Collection entries:
┌────────

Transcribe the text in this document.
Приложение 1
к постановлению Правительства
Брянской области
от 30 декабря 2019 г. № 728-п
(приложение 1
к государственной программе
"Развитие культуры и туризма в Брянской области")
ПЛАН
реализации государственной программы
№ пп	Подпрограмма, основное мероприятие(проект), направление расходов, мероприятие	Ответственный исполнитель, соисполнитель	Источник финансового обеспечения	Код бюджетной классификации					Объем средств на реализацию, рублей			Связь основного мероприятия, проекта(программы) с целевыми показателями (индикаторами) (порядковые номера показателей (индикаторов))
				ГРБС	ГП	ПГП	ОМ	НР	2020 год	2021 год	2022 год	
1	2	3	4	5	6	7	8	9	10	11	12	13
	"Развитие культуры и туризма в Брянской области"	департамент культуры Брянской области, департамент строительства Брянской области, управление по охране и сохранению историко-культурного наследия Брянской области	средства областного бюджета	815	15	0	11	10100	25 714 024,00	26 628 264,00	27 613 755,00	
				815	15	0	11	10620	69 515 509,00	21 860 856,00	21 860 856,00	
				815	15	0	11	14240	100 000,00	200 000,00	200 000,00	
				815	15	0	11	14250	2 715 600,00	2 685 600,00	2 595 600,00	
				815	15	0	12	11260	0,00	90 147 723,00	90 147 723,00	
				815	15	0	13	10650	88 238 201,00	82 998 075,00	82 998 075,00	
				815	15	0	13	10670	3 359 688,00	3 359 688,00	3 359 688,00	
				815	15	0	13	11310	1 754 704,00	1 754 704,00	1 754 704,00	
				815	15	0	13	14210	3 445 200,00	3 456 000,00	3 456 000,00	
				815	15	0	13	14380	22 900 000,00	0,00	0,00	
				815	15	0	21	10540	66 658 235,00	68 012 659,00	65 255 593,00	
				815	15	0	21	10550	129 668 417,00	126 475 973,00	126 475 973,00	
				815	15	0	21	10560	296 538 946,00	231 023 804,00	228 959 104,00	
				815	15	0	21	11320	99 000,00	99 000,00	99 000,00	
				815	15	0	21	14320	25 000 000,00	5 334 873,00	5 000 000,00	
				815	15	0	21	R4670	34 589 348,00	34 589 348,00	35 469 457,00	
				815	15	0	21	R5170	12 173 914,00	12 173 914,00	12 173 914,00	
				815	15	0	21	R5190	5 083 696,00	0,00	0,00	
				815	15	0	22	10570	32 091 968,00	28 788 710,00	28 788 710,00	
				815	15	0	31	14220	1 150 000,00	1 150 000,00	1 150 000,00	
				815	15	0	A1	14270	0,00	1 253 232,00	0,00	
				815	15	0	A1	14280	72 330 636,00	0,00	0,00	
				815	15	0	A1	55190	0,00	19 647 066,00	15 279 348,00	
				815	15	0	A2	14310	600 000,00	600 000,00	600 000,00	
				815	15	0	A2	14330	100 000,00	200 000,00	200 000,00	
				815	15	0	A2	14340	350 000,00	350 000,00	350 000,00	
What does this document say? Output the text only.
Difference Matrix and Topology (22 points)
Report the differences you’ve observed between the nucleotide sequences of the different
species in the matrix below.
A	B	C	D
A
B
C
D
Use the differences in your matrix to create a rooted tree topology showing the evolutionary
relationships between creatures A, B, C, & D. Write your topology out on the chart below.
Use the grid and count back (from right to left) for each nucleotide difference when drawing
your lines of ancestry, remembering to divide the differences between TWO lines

└────────

Task: Beginning with the line that contains "What does this", quote each line exactly through the last line of the entries above, and nothing beyond them.

Full output:
What does this document say? Output the text only.
Difference Matrix and Topology (22 points)
Report the differences you’ve observed between the nucleotide sequences of the different
species in the matrix below.
A	B	C	D
A
B
C
D
Use the differences in your matrix to create a rooted tree topology showing the evolutionary
relationships between creatures A, B, C, & D. Write your topology out on the chart below.
Use the grid and count back (from right to left) for each nucleotide difference when drawing
your lines of ancestry, remembering to divide the differences between TWO lines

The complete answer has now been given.